§ Listings of boxed layout items:
- - - -
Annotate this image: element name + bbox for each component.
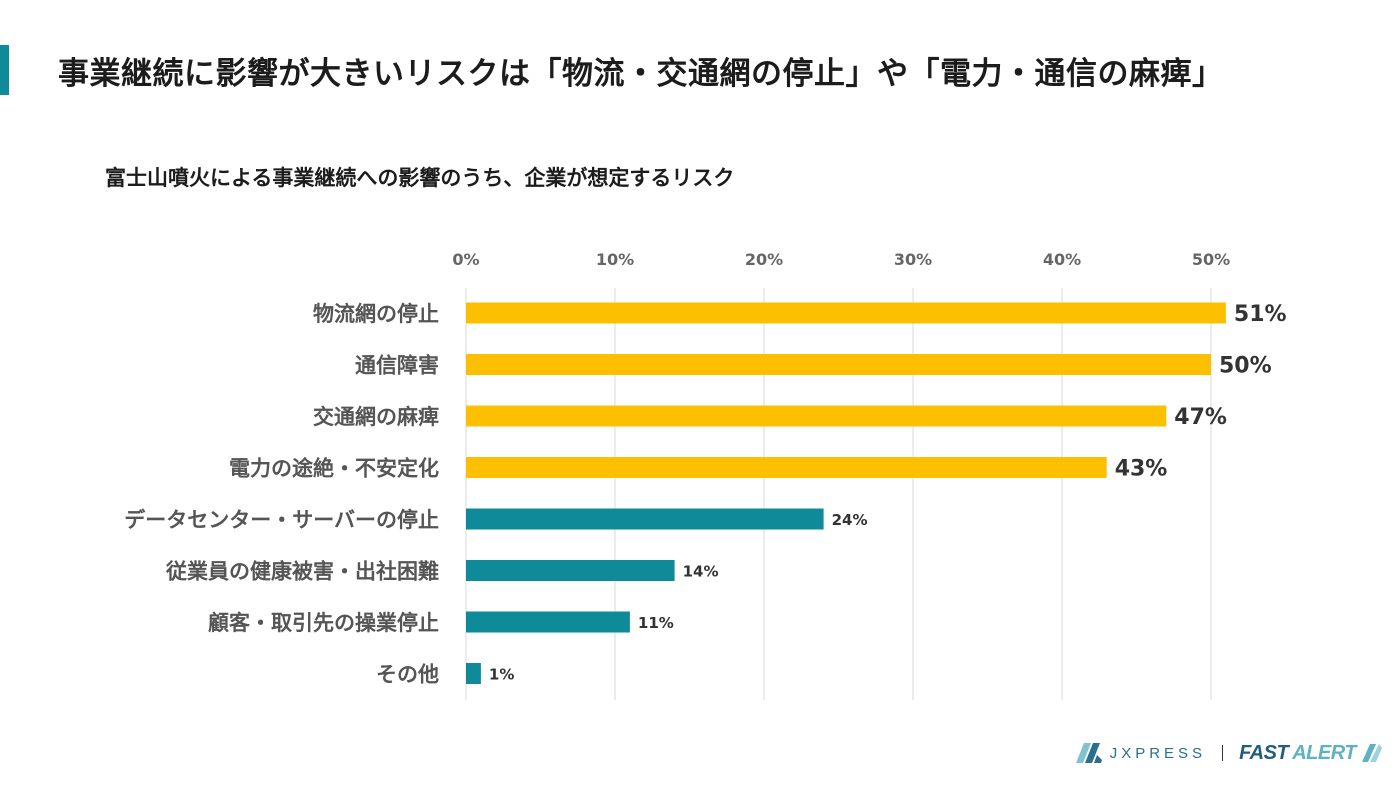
jxpress-logo: JXPRESS (1075, 743, 1207, 763)
value-label: 43% (1115, 457, 1168, 482)
category-label: 交通網の麻痺 (313, 405, 439, 429)
bar (466, 457, 1107, 478)
bar (466, 663, 481, 684)
chart-title: 富士山噴火による事業継続への影響のうち、企業が想定するリスク (105, 166, 735, 190)
x-tick-label: 50% (1192, 250, 1230, 269)
title-accent-bar (0, 45, 9, 95)
bar (466, 560, 675, 581)
fastalert-logo-fast: FAST (1239, 741, 1289, 764)
value-label: 14% (683, 563, 719, 581)
bar (466, 611, 630, 633)
bar (466, 302, 1226, 324)
category-label: 電力の途絶・不安定化 (229, 457, 439, 481)
value-label: 51% (1234, 302, 1287, 327)
bar (466, 354, 1211, 375)
x-tick-label: 20% (745, 250, 783, 269)
value-label: 11% (638, 614, 674, 632)
value-label: 24% (832, 511, 868, 529)
x-tick-label: 30% (894, 250, 932, 269)
x-tick-label: 40% (1043, 250, 1081, 269)
fastalert-logo-alert: ALERT (1292, 741, 1356, 764)
footer-logos: JXPRESS FAST ALERT (1075, 736, 1382, 770)
value-label: 47% (1174, 405, 1227, 430)
fastalert-slash-icon (1362, 744, 1382, 762)
category-label: 物流網の停止 (313, 302, 439, 326)
value-label: 1% (489, 666, 514, 684)
logo-separator (1222, 745, 1224, 761)
category-label: 従業員の健康被害・出社困難 (165, 560, 439, 584)
bar (466, 405, 1167, 427)
category-label: 顧客・取引先の操業停止 (208, 611, 439, 635)
value-label: 50% (1219, 354, 1272, 379)
bar (466, 508, 824, 530)
fastalert-logo: FAST ALERT (1239, 742, 1382, 765)
page-title: 事業継続に影響が大きいリスクは「物流・交通網の停止」や「電力・通信の麻痺」 (58, 56, 1224, 92)
jxpress-logo-text: JXPRESS (1109, 744, 1207, 762)
x-tick-label: 10% (596, 250, 634, 269)
category-label: 通信障害 (355, 354, 439, 378)
jxpress-logo-icon (1075, 743, 1102, 763)
category-label: データセンター・サーバーの停止 (124, 508, 439, 532)
category-label: その他 (376, 663, 439, 687)
x-tick-label: 0% (452, 250, 479, 269)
- - - -
§ WHAT THE TASK ASKS: Update the lines above by changing every "value-label" to "data-label" and keeping everything else the same. Leave the pictures out of your answer.

§ ANSWER TO THIS EXERCISE:
Annotate this image: element name + bbox for each component.
jxpress-logo: JXPRESS (1075, 743, 1207, 763)
data-label: 43% (1115, 457, 1168, 482)
category-label: 交通網の麻痺 (313, 405, 439, 429)
bar (466, 457, 1107, 478)
bar (466, 663, 481, 684)
chart-title: 富士山噴火による事業継続への影響のうち、企業が想定するリスク (105, 166, 735, 190)
x-tick-label: 50% (1192, 250, 1230, 269)
title-accent-bar (0, 45, 9, 95)
bar (466, 560, 675, 581)
fastalert-logo-fast: FAST (1239, 741, 1289, 764)
data-label: 14% (683, 563, 719, 581)
bar (466, 611, 630, 633)
bar (466, 302, 1226, 324)
category-label: 電力の途絶・不安定化 (229, 457, 439, 481)
data-label: 51% (1234, 302, 1287, 327)
bar (466, 354, 1211, 375)
x-tick-label: 20% (745, 250, 783, 269)
data-label: 11% (638, 614, 674, 632)
data-label: 24% (832, 511, 868, 529)
x-tick-label: 30% (894, 250, 932, 269)
x-tick-label: 40% (1043, 250, 1081, 269)
fastalert-logo-alert: ALERT (1292, 741, 1356, 764)
footer-logos: JXPRESS FAST ALERT (1075, 736, 1382, 770)
data-label: 47% (1174, 405, 1227, 430)
fastalert-slash-icon (1362, 744, 1382, 762)
category-label: 物流網の停止 (313, 302, 439, 326)
data-label: 1% (489, 666, 514, 684)
logo-separator (1222, 745, 1224, 761)
category-label: 従業員の健康被害・出社困難 (165, 560, 439, 584)
bar (466, 405, 1167, 427)
category-label: 顧客・取引先の操業停止 (208, 611, 439, 635)
data-label: 50% (1219, 354, 1272, 379)
bar (466, 508, 824, 530)
fastalert-logo: FAST ALERT (1239, 742, 1382, 765)
page-title: 事業継続に影響が大きいリスクは「物流・交通網の停止」や「電力・通信の麻痺」 (58, 56, 1224, 92)
jxpress-logo-text: JXPRESS (1109, 744, 1207, 762)
x-tick-label: 10% (596, 250, 634, 269)
category-label: 通信障害 (355, 354, 439, 378)
jxpress-logo-icon (1075, 743, 1102, 763)
category-label: データセンター・サーバーの停止 (124, 508, 439, 532)
category-label: その他 (376, 663, 439, 687)
x-tick-label: 0% (452, 250, 479, 269)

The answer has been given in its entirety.